Job:
Keep the images out and copy every entry below exactly.

-.-.-

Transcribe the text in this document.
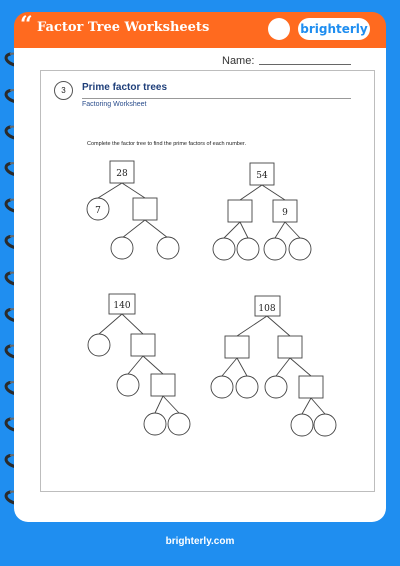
“ Factor Tree Worksheets	brighterly
Name:
3	Prime factor trees
Factoring Worksheet
Complete the factor tree to find the prime factors of each number.
28
7
54
9
140	108
brighterly.com
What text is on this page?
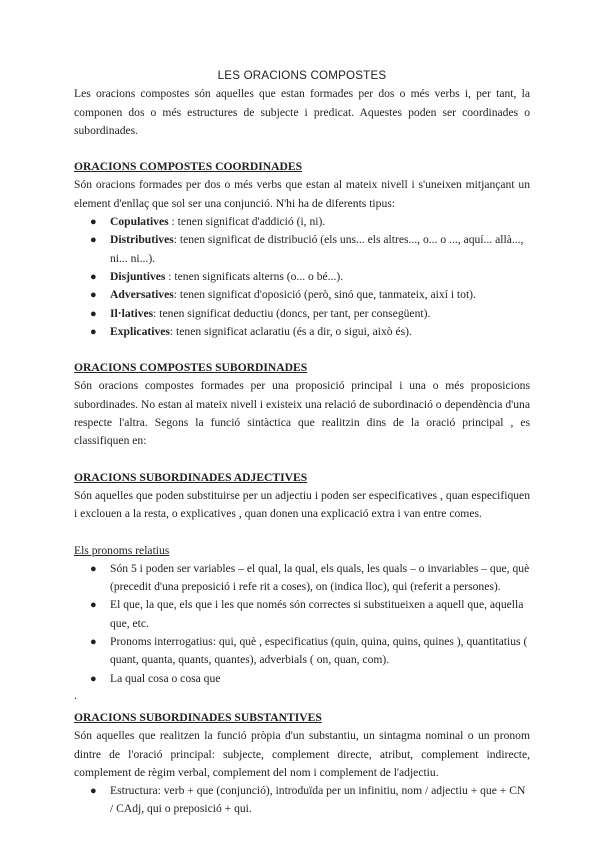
LES ORACIONS COMPOSTES

Les oracions compostes són aquelles que estan formades per dos o més verbs i, per tant, la componen dos o més estructures de subjecte i predicat. Aquestes poden ser coordinades o subordinades.

ORACIONS COMPOSTES COORDINADES

Són oracions formades per dos o més verbs que estan al mateix nivell i s'uneixen mitjançant un element d'enllaç que sol ser una conjunció. N'hi ha de diferents tipus:

● Copulatives : tenen significat d'addició (i, ni).
● Distributives: tenen significat de distribució (els uns... els altres..., o... o ..., aquí... allà..., ni... ni...).
● Disjuntives : tenen significats alterns (o... o bé...).
● Adversatives: tenen significat d'oposició (però, sinó que, tanmateix, així i tot).
● Il·latives: tenen significat deductiu (doncs, per tant, per consegüent).
● Explicatives: tenen significat aclaratiu (és a dir, o sigui, això és).
ORACIONS COMPOSTES SUBORDINADES

Són oracions compostes formades per una proposició principal i una o més proposicions subordinades. No estan al mateix nivell i existeix una relació de subordinació o dependència d'una respecte l'altra. Segons la funció sintàctica que realitzin dins de la oració principal , es classifiquen en:

ORACIONS SUBORDINADES ADJECTIVES

Són aquelles que poden substituirse per un adjectiu i poden ser especificatives , quan especifiquen i exclouen a la resta, o explicatives , quan donen una explicació extra i van entre comes.

Els pronoms relatius
● Són 5 i poden ser variables – el qual, la qual, els quals, les quals – o invariables – que, què (precedit d'una preposició i refe rit a coses), on (indica lloc), qui (referit a persones).
● El que, la que, els que i les que només són correctes si substitueixen a aquell que, aquella que, etc.
● Pronoms interrogatius: qui, què , especificatius (quin, quina, quins, quines ), quantitatius ( quant, quanta, quants, quantes), adverbials ( on, quan, com).
● La qual cosa o cosa que

.

ORACIONS SUBORDINADES SUBSTANTIVES

Són aquelles que realitzen la funció pròpia d'un substantiu, un sintagma nominal o un pronom dintre de l'oració principal: subjecte, complement directe, atribut, complement indirecte, complement de règim verbal, complement del nom i complement de l'adjectiu.

● Estructura: verb + que (conjunció), introduïda per un infinitiu, nom / adjectiu + que + CN / CAdj, qui o preposició + qui.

-.-.-

Answer below:
Transcribe the text in this document.
“ Factor Tree Worksheets	brighterly
Name:
3	Prime factor trees
Factoring Worksheet
Complete the factor tree to find the prime factors of each number.
28
7
54
9
140	108
brighterly.com
What text is on this page?
LES ORACIONS COMPOSTES

Les oracions compostes són aquelles que estan formades per dos o més verbs i, per tant, la componen dos o més estructures de subjecte i predicat. Aquestes poden ser coordinades o subordinades.

ORACIONS COMPOSTES COORDINADES

Són oracions formades per dos o més verbs que estan al mateix nivell i s'uneixen mitjançant un element d'enllaç que sol ser una conjunció. N'hi ha de diferents tipus:

● Copulatives : tenen significat d'addició (i, ni).
● Distributives: tenen significat de distribució (els uns... els altres..., o... o ..., aquí... allà..., ni... ni...).
● Disjuntives : tenen significats alterns (o... o bé...).
● Adversatives: tenen significat d'oposició (però, sinó que, tanmateix, així i tot).
● Il·latives: tenen significat deductiu (doncs, per tant, per consegüent).
● Explicatives: tenen significat aclaratiu (és a dir, o sigui, això és).
ORACIONS COMPOSTES SUBORDINADES

Són oracions compostes formades per una proposició principal i una o més proposicions subordinades. No estan al mateix nivell i existeix una relació de subordinació o dependència d'una respecte l'altra. Segons la funció sintàctica que realitzin dins de la oració principal , es classifiquen en:

ORACIONS SUBORDINADES ADJECTIVES

Són aquelles que poden substituirse per un adjectiu i poden ser especificatives , quan especifiquen i exclouen a la resta, o explicatives , quan donen una explicació extra i van entre comes.

Els pronoms relatius
● Són 5 i poden ser variables – el qual, la qual, els quals, les quals – o invariables – que, què (precedit d'una preposició i refe rit a coses), on (indica lloc), qui (referit a persones).
● El que, la que, els que i les que només són correctes si substitueixen a aquell que, aquella que, etc.
● Pronoms interrogatius: qui, què , especificatius (quin, quina, quins, quines ), quantitatius ( quant, quanta, quants, quantes), adverbials ( on, quan, com).
● La qual cosa o cosa que

.

ORACIONS SUBORDINADES SUBSTANTIVES

Són aquelles que realitzen la funció pròpia d'un substantiu, un sintagma nominal o un pronom dintre de l'oració principal: subjecte, complement directe, atribut, complement indirecte, complement de règim verbal, complement del nom i complement de l'adjectiu.

● Estructura: verb + que (conjunció), introduïda per un infinitiu, nom / adjectiu + que + CN / CAdj, qui o preposició + qui.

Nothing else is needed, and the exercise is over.